++++ PROVIDED ENTRIES

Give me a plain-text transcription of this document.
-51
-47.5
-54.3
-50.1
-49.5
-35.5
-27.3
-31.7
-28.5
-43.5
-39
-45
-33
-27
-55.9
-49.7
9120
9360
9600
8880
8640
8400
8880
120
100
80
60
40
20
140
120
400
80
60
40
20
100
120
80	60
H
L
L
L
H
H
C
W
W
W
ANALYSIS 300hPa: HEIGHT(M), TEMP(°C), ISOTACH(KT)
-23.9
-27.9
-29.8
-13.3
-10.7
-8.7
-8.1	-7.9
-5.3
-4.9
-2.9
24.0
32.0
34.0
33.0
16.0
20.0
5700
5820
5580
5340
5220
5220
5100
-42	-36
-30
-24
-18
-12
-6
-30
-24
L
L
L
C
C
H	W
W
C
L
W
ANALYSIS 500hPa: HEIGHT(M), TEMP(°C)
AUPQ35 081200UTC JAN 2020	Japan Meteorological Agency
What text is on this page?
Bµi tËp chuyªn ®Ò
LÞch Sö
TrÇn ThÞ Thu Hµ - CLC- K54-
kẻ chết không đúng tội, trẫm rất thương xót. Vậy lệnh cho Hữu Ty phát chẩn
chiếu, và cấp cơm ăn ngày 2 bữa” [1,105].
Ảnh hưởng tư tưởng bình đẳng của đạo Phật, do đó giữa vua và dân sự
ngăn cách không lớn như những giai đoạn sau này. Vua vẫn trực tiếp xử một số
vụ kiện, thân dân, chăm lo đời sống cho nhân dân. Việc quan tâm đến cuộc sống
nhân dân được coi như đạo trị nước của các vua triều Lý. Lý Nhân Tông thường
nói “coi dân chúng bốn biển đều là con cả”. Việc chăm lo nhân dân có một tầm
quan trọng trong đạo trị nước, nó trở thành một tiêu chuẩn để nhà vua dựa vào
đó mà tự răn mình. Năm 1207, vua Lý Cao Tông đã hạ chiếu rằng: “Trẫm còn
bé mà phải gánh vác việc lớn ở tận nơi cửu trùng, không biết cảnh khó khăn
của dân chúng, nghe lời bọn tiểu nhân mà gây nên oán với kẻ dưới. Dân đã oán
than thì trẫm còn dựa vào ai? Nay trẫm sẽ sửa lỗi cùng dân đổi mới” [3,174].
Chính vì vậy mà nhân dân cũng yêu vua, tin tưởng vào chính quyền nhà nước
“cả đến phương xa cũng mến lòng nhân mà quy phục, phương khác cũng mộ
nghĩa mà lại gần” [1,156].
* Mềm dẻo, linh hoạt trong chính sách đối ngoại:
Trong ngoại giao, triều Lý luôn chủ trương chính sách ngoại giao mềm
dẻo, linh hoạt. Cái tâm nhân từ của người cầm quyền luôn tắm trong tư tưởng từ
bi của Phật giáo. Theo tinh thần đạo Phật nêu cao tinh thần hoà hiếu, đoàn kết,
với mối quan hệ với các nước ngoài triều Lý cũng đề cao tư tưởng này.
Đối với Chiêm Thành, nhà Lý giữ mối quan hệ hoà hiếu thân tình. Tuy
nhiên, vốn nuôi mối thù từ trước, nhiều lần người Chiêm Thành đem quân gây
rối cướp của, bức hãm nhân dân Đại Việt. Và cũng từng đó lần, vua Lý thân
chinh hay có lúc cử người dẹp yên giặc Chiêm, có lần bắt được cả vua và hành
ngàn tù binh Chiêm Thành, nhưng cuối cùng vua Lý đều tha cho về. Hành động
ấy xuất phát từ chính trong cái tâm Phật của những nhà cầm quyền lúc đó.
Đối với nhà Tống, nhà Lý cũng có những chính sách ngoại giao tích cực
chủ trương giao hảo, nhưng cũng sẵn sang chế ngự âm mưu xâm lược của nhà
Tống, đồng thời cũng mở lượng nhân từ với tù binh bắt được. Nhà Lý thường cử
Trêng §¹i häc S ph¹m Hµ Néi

++++++++

▶ [EXERCISE DIRECTIONS] All of the lines above need to be given again exactly.

▶ [TASK RESPONSE]
Give me a plain-text transcription of this document.
-51
-47.5
-54.3
-50.1
-49.5
-35.5
-27.3
-31.7
-28.5
-43.5
-39
-45
-33
-27
-55.9
-49.7
9120
9360
9600
8880
8640
8400
8880
120
100
80
60
40
20
140
120
400
80
60
40
20
100
120
80	60
H
L
L
L
H
H
C
W
W
W
ANALYSIS 300hPa: HEIGHT(M), TEMP(°C), ISOTACH(KT)
-23.9
-27.9
-29.8
-13.3
-10.7
-8.7
-8.1	-7.9
-5.3
-4.9
-2.9
24.0
32.0
34.0
33.0
16.0
20.0
5700
5820
5580
5340
5220
5220
5100
-42	-36
-30
-24
-18
-12
-6
-30
-24
L
L
L
C
C
H	W
W
C
L
W
ANALYSIS 500hPa: HEIGHT(M), TEMP(°C)
AUPQ35 081200UTC JAN 2020	Japan Meteorological Agency
What text is on this page?
Bµi tËp chuyªn ®Ò
LÞch Sö
TrÇn ThÞ Thu Hµ - CLC- K54-
kẻ chết không đúng tội, trẫm rất thương xót. Vậy lệnh cho Hữu Ty phát chẩn
chiếu, và cấp cơm ăn ngày 2 bữa” [1,105].
Ảnh hưởng tư tưởng bình đẳng của đạo Phật, do đó giữa vua và dân sự
ngăn cách không lớn như những giai đoạn sau này. Vua vẫn trực tiếp xử một số
vụ kiện, thân dân, chăm lo đời sống cho nhân dân. Việc quan tâm đến cuộc sống
nhân dân được coi như đạo trị nước của các vua triều Lý. Lý Nhân Tông thường
nói “coi dân chúng bốn biển đều là con cả”. Việc chăm lo nhân dân có một tầm
quan trọng trong đạo trị nước, nó trở thành một tiêu chuẩn để nhà vua dựa vào
đó mà tự răn mình. Năm 1207, vua Lý Cao Tông đã hạ chiếu rằng: “Trẫm còn
bé mà phải gánh vác việc lớn ở tận nơi cửu trùng, không biết cảnh khó khăn
của dân chúng, nghe lời bọn tiểu nhân mà gây nên oán với kẻ dưới. Dân đã oán
than thì trẫm còn dựa vào ai? Nay trẫm sẽ sửa lỗi cùng dân đổi mới” [3,174].
Chính vì vậy mà nhân dân cũng yêu vua, tin tưởng vào chính quyền nhà nước
“cả đến phương xa cũng mến lòng nhân mà quy phục, phương khác cũng mộ
nghĩa mà lại gần” [1,156].
* Mềm dẻo, linh hoạt trong chính sách đối ngoại:
Trong ngoại giao, triều Lý luôn chủ trương chính sách ngoại giao mềm
dẻo, linh hoạt. Cái tâm nhân từ của người cầm quyền luôn tắm trong tư tưởng từ
bi của Phật giáo. Theo tinh thần đạo Phật nêu cao tinh thần hoà hiếu, đoàn kết,
với mối quan hệ với các nước ngoài triều Lý cũng đề cao tư tưởng này.
Đối với Chiêm Thành, nhà Lý giữ mối quan hệ hoà hiếu thân tình. Tuy
nhiên, vốn nuôi mối thù từ trước, nhiều lần người Chiêm Thành đem quân gây
rối cướp của, bức hãm nhân dân Đại Việt. Và cũng từng đó lần, vua Lý thân
chinh hay có lúc cử người dẹp yên giặc Chiêm, có lần bắt được cả vua và hành
ngàn tù binh Chiêm Thành, nhưng cuối cùng vua Lý đều tha cho về. Hành động
ấy xuất phát từ chính trong cái tâm Phật của những nhà cầm quyền lúc đó.
Đối với nhà Tống, nhà Lý cũng có những chính sách ngoại giao tích cực
chủ trương giao hảo, nhưng cũng sẵn sang chế ngự âm mưu xâm lược của nhà
Tống, đồng thời cũng mở lượng nhân từ với tù binh bắt được. Nhà Lý thường cử
Trêng §¹i häc S ph¹m Hµ Néi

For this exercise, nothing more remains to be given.